-- start of Provided data --

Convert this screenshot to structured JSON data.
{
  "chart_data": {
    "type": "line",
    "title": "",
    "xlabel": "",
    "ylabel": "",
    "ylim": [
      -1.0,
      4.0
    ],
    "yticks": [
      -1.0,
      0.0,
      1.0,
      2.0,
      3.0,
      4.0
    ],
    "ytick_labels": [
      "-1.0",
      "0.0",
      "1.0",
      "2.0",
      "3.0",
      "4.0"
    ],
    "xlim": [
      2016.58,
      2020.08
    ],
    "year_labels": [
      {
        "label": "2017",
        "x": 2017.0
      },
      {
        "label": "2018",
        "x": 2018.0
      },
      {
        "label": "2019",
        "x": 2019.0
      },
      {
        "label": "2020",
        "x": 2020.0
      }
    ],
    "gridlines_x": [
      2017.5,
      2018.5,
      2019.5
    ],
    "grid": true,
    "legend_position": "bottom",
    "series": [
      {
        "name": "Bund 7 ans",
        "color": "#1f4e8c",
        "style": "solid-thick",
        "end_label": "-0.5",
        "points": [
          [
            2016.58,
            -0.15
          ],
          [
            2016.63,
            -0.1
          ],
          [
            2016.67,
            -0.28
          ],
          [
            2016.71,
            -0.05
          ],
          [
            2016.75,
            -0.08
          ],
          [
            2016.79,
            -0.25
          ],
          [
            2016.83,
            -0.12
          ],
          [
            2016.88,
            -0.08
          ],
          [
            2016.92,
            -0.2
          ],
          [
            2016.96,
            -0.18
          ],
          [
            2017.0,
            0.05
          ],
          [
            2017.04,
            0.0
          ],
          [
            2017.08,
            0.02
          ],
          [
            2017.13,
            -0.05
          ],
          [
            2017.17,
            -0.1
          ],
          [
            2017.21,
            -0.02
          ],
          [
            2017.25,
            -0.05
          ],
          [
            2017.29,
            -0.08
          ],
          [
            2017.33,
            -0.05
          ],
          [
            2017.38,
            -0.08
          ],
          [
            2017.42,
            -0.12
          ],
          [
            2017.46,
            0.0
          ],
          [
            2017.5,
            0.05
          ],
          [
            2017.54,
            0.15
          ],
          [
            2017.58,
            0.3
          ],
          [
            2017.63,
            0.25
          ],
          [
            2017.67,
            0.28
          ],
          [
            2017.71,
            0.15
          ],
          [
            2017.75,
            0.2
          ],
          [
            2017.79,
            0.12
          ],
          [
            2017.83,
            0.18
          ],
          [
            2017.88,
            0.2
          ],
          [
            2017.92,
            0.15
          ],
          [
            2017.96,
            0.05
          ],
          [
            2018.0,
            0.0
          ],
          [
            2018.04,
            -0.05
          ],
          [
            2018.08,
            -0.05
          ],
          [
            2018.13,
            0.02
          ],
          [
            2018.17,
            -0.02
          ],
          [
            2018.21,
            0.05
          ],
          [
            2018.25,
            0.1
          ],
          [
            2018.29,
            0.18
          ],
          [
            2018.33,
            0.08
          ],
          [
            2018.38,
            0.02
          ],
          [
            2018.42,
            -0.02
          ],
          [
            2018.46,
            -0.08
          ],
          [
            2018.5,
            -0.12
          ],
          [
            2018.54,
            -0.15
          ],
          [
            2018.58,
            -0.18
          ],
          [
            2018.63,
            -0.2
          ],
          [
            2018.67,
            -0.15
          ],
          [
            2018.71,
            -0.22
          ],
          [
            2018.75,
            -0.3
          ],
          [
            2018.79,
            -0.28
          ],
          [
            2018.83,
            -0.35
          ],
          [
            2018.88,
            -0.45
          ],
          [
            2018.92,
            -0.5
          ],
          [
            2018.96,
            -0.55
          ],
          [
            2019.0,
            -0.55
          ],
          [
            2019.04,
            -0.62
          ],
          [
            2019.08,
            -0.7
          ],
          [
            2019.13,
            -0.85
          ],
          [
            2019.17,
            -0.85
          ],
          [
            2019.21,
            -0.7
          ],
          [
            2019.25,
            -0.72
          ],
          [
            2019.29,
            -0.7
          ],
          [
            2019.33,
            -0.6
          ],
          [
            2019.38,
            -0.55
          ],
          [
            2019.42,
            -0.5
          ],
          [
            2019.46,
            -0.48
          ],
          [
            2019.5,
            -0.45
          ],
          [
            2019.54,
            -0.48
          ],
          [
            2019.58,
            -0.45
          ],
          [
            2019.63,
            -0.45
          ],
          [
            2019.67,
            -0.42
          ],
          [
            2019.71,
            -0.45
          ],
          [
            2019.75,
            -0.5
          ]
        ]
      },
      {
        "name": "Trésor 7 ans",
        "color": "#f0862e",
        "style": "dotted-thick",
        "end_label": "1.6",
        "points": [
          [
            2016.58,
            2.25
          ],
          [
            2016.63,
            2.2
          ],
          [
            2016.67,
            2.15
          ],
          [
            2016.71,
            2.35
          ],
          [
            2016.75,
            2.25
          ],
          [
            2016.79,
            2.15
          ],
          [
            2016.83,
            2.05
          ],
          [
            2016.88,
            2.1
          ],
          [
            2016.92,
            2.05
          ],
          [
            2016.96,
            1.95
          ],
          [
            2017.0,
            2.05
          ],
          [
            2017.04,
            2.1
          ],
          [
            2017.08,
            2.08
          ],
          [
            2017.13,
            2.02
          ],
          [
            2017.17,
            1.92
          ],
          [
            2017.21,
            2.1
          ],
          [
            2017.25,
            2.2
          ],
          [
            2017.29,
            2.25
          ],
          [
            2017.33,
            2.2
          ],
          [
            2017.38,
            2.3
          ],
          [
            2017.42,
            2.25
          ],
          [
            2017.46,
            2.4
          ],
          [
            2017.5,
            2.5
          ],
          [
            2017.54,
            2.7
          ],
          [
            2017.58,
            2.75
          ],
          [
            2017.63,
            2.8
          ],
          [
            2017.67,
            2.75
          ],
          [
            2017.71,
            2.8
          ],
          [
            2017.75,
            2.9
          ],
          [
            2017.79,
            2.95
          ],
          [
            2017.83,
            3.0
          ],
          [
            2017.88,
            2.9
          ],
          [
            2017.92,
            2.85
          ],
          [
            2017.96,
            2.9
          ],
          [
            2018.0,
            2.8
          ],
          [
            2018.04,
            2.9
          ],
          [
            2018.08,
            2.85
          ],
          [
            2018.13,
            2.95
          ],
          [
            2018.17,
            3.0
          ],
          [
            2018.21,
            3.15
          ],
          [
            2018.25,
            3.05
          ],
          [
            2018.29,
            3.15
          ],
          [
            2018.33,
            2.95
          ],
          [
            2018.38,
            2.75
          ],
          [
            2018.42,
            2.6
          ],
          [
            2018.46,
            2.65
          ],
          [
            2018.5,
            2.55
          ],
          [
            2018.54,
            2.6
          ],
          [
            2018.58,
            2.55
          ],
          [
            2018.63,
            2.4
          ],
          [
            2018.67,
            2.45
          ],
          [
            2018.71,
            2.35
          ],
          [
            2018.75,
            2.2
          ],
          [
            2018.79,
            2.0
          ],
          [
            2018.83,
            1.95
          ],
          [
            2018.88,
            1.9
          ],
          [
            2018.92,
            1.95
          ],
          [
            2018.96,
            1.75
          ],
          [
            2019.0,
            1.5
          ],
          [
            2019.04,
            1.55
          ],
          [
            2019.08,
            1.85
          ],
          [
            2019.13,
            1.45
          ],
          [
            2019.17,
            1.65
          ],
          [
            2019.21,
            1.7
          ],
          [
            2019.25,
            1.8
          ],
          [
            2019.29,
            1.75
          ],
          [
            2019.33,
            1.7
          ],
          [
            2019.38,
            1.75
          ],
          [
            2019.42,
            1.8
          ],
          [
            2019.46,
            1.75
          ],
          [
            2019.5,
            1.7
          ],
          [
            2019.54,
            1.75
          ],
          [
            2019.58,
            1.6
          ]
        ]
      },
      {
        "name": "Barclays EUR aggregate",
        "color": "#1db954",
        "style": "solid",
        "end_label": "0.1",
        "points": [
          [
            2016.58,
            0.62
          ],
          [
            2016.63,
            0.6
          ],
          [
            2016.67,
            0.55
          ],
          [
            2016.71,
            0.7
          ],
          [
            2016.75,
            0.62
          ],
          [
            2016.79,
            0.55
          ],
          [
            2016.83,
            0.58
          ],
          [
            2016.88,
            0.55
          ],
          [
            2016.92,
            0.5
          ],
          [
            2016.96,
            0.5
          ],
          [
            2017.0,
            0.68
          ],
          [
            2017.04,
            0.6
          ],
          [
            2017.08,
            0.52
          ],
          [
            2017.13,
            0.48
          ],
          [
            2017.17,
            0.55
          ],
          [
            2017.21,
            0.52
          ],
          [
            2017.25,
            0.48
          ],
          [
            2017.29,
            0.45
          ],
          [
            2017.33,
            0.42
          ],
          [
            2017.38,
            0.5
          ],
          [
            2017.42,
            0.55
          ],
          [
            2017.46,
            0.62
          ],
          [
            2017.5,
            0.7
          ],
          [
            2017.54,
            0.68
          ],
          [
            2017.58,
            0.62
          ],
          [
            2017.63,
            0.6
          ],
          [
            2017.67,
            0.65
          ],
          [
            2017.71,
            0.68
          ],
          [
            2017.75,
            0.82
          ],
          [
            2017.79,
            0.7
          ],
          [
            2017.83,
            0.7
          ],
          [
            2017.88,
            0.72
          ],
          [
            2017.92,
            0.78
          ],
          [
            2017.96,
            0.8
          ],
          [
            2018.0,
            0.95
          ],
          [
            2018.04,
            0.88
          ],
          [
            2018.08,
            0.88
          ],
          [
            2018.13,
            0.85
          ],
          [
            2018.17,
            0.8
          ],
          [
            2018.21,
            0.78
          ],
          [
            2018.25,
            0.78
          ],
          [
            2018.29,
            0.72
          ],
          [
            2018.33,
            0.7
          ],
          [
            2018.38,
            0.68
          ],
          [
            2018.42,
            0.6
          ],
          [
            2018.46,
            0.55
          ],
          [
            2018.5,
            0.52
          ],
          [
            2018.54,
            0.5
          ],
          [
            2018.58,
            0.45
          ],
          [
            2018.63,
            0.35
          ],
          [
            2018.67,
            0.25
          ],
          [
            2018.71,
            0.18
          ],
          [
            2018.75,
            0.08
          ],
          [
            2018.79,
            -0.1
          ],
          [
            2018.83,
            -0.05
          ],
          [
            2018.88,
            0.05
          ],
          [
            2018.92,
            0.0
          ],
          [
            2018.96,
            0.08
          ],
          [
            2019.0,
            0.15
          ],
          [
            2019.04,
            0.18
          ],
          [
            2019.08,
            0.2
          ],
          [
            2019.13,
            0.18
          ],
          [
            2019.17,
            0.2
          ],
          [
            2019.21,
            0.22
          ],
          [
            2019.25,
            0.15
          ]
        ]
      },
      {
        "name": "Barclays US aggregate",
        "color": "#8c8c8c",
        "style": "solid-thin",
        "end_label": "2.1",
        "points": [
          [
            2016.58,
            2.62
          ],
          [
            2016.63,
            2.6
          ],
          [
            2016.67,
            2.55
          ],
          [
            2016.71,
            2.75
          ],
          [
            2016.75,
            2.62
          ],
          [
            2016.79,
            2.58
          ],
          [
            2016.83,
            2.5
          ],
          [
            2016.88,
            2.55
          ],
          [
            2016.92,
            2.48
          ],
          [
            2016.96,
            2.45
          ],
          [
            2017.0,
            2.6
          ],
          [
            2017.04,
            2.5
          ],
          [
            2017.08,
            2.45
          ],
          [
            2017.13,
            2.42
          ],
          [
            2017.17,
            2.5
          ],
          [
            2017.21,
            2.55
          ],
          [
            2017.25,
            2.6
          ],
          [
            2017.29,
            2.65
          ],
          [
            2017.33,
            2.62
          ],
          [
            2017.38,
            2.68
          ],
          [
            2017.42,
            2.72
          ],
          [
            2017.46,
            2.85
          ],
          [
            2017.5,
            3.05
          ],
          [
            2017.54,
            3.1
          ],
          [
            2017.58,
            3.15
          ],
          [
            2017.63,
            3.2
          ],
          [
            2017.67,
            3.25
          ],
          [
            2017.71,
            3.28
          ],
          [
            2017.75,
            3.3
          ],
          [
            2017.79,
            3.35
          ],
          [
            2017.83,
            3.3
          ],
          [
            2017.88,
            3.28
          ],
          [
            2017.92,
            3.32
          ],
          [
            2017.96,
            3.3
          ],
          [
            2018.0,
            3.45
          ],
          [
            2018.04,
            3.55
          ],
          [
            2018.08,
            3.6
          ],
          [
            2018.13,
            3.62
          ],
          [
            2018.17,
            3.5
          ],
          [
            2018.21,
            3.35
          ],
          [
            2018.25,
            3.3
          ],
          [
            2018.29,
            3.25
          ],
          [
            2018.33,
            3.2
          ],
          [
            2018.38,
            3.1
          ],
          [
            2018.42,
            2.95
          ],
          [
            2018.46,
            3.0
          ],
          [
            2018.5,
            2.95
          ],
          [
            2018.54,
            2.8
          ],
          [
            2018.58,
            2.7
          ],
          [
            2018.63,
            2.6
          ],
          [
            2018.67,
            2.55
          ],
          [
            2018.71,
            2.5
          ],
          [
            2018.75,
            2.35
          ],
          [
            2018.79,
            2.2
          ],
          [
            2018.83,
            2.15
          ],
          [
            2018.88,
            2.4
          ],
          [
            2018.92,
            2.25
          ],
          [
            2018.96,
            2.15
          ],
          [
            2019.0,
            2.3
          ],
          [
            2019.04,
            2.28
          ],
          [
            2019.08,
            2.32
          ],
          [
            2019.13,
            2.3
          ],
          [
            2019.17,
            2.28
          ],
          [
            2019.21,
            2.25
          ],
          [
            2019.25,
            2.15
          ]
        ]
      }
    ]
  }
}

-- end of Provided data --

■ **Exercise aim**:
Report the number of lines above containing the word "style", with no other text.

■ **Full solution**:
4